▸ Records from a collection
——————————
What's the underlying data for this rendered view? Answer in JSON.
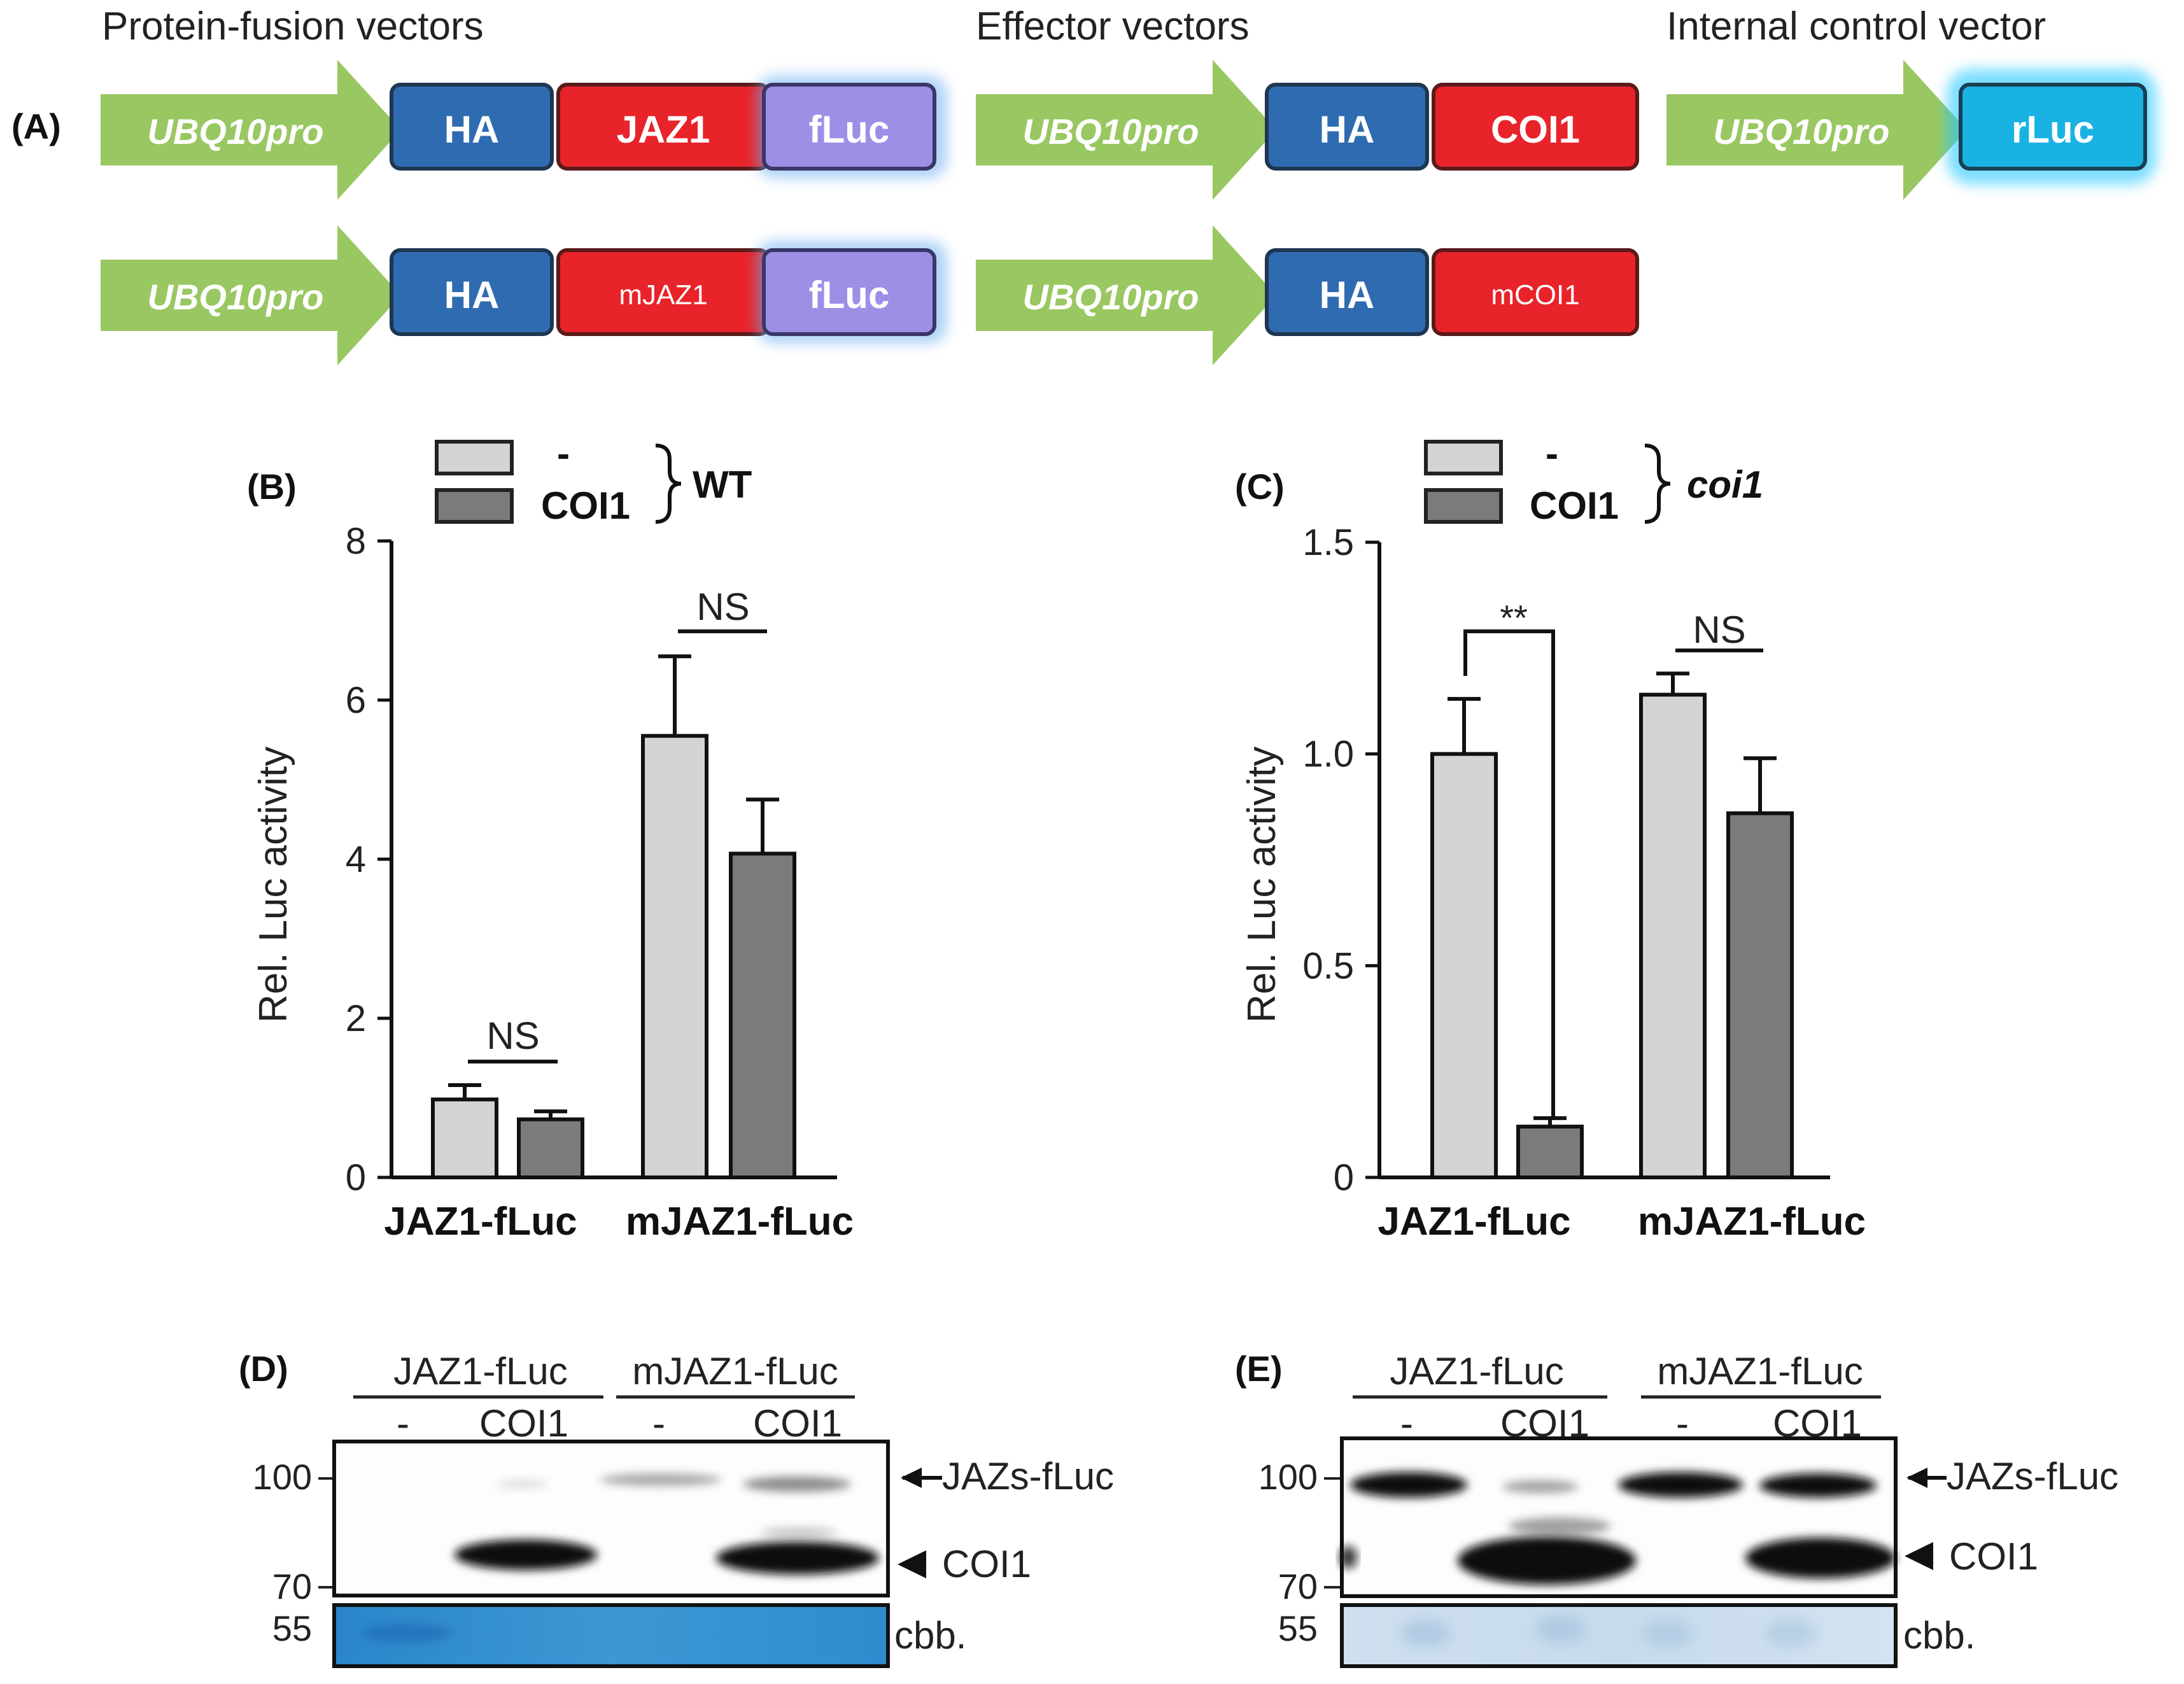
{
  "panelA": {
    "label": "(A)",
    "headings": {
      "fusion": "Protein-fusion vectors",
      "effector": "Effector vectors",
      "control": "Internal control vector"
    },
    "promoter": "UBQ10pro",
    "tag": "HA",
    "fusion_top": {
      "gene": "JAZ1",
      "reporter": "fLuc"
    },
    "fusion_bottom": {
      "gene": "mJAZ1",
      "reporter": "fLuc"
    },
    "effector_top": {
      "gene": "COI1"
    },
    "effector_bottom": {
      "gene": "mCOI1"
    },
    "control": {
      "reporter": "rLuc"
    },
    "colors": {
      "promoter": "#93c45a",
      "tag": "#2f6bb0",
      "gene": "#e8232a",
      "fluc": "#9d8fe6",
      "rluc": "#1ab2e3"
    }
  },
  "panelB": {
    "label": "(B)",
    "legend": {
      "minus": "-",
      "coi1": "COI1",
      "genotype": "WT"
    },
    "sig": {
      "group1": "NS",
      "group2": "NS"
    }
  },
  "panelC": {
    "label": "(C)",
    "legend": {
      "minus": "-",
      "coi1": "COI1",
      "genotype": "coi1"
    },
    "sig": {
      "group1": "**",
      "group2": "NS"
    }
  },
  "panelD": {
    "label": "(D)",
    "groups": [
      "JAZ1-fLuc",
      "mJAZ1-fLuc"
    ],
    "lanes": [
      "-",
      "COI1",
      "-",
      "COI1"
    ],
    "markers": [
      "100",
      "70",
      "55"
    ],
    "bands": {
      "jazs": "JAZs-fLuc",
      "coi1": "COI1",
      "cbb": "cbb."
    }
  },
  "panelE": {
    "label": "(E)",
    "groups": [
      "JAZ1-fLuc",
      "mJAZ1-fLuc"
    ],
    "lanes": [
      "-",
      "COI1",
      "-",
      "COI1"
    ],
    "markers": [
      "100",
      "70",
      "55"
    ],
    "bands": {
      "jazs": "JAZs-fLuc",
      "coi1": "COI1",
      "cbb": "cbb."
    }
  },
  "chart_data": [
    {
      "type": "bar",
      "panel": "B",
      "categories": [
        "JAZ1-fLuc",
        "mJAZ1-fLuc"
      ],
      "series": [
        {
          "name": "-",
          "color": "#d4d4d4",
          "values": [
            0.98,
            5.55
          ],
          "errors": [
            0.18,
            1.0
          ]
        },
        {
          "name": "COI1",
          "color": "#7b7b7b",
          "values": [
            0.73,
            4.07
          ],
          "errors": [
            0.1,
            0.68
          ]
        }
      ],
      "ylabel": "Rel. Luc activity",
      "ylim": [
        0,
        8
      ],
      "yticks": [
        "0",
        "2",
        "4",
        "6",
        "8"
      ],
      "ytick_values": [
        0,
        2,
        4,
        6,
        8
      ]
    },
    {
      "type": "bar",
      "panel": "C",
      "categories": [
        "JAZ1-fLuc",
        "mJAZ1-fLuc"
      ],
      "series": [
        {
          "name": "-",
          "color": "#d4d4d4",
          "values": [
            1.0,
            1.14
          ],
          "errors": [
            0.13,
            0.05
          ]
        },
        {
          "name": "COI1",
          "color": "#7b7b7b",
          "values": [
            0.12,
            0.86
          ],
          "errors": [
            0.02,
            0.13
          ]
        }
      ],
      "ylabel": "Rel. Luc activity",
      "ylim": [
        0,
        1.5
      ],
      "yticks": [
        "0",
        "0.5",
        "1.0",
        "1.5"
      ],
      "ytick_values": [
        0,
        0.5,
        1.0,
        1.5
      ]
    }
  ]
}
——————————
Each record above should be restated word for word. The pictures should not appear.

▸ TASK SOLUTION
What's the underlying data for this rendered view? Answer in JSON.
{
  "panelA": {
    "label": "(A)",
    "headings": {
      "fusion": "Protein-fusion vectors",
      "effector": "Effector vectors",
      "control": "Internal control vector"
    },
    "promoter": "UBQ10pro",
    "tag": "HA",
    "fusion_top": {
      "gene": "JAZ1",
      "reporter": "fLuc"
    },
    "fusion_bottom": {
      "gene": "mJAZ1",
      "reporter": "fLuc"
    },
    "effector_top": {
      "gene": "COI1"
    },
    "effector_bottom": {
      "gene": "mCOI1"
    },
    "control": {
      "reporter": "rLuc"
    },
    "colors": {
      "promoter": "#93c45a",
      "tag": "#2f6bb0",
      "gene": "#e8232a",
      "fluc": "#9d8fe6",
      "rluc": "#1ab2e3"
    }
  },
  "panelB": {
    "label": "(B)",
    "legend": {
      "minus": "-",
      "coi1": "COI1",
      "genotype": "WT"
    },
    "sig": {
      "group1": "NS",
      "group2": "NS"
    }
  },
  "panelC": {
    "label": "(C)",
    "legend": {
      "minus": "-",
      "coi1": "COI1",
      "genotype": "coi1"
    },
    "sig": {
      "group1": "**",
      "group2": "NS"
    }
  },
  "panelD": {
    "label": "(D)",
    "groups": [
      "JAZ1-fLuc",
      "mJAZ1-fLuc"
    ],
    "lanes": [
      "-",
      "COI1",
      "-",
      "COI1"
    ],
    "markers": [
      "100",
      "70",
      "55"
    ],
    "bands": {
      "jazs": "JAZs-fLuc",
      "coi1": "COI1",
      "cbb": "cbb."
    }
  },
  "panelE": {
    "label": "(E)",
    "groups": [
      "JAZ1-fLuc",
      "mJAZ1-fLuc"
    ],
    "lanes": [
      "-",
      "COI1",
      "-",
      "COI1"
    ],
    "markers": [
      "100",
      "70",
      "55"
    ],
    "bands": {
      "jazs": "JAZs-fLuc",
      "coi1": "COI1",
      "cbb": "cbb."
    }
  },
  "chart_data": [
    {
      "type": "bar",
      "panel": "B",
      "categories": [
        "JAZ1-fLuc",
        "mJAZ1-fLuc"
      ],
      "series": [
        {
          "name": "-",
          "color": "#d4d4d4",
          "values": [
            0.98,
            5.55
          ],
          "errors": [
            0.18,
            1.0
          ]
        },
        {
          "name": "COI1",
          "color": "#7b7b7b",
          "values": [
            0.73,
            4.07
          ],
          "errors": [
            0.1,
            0.68
          ]
        }
      ],
      "ylabel": "Rel. Luc activity",
      "ylim": [
        0,
        8
      ],
      "yticks": [
        "0",
        "2",
        "4",
        "6",
        "8"
      ],
      "ytick_values": [
        0,
        2,
        4,
        6,
        8
      ]
    },
    {
      "type": "bar",
      "panel": "C",
      "categories": [
        "JAZ1-fLuc",
        "mJAZ1-fLuc"
      ],
      "series": [
        {
          "name": "-",
          "color": "#d4d4d4",
          "values": [
            1.0,
            1.14
          ],
          "errors": [
            0.13,
            0.05
          ]
        },
        {
          "name": "COI1",
          "color": "#7b7b7b",
          "values": [
            0.12,
            0.86
          ],
          "errors": [
            0.02,
            0.13
          ]
        }
      ],
      "ylabel": "Rel. Luc activity",
      "ylim": [
        0,
        1.5
      ],
      "yticks": [
        "0",
        "0.5",
        "1.0",
        "1.5"
      ],
      "ytick_values": [
        0,
        0.5,
        1.0,
        1.5
      ]
    }
  ]
}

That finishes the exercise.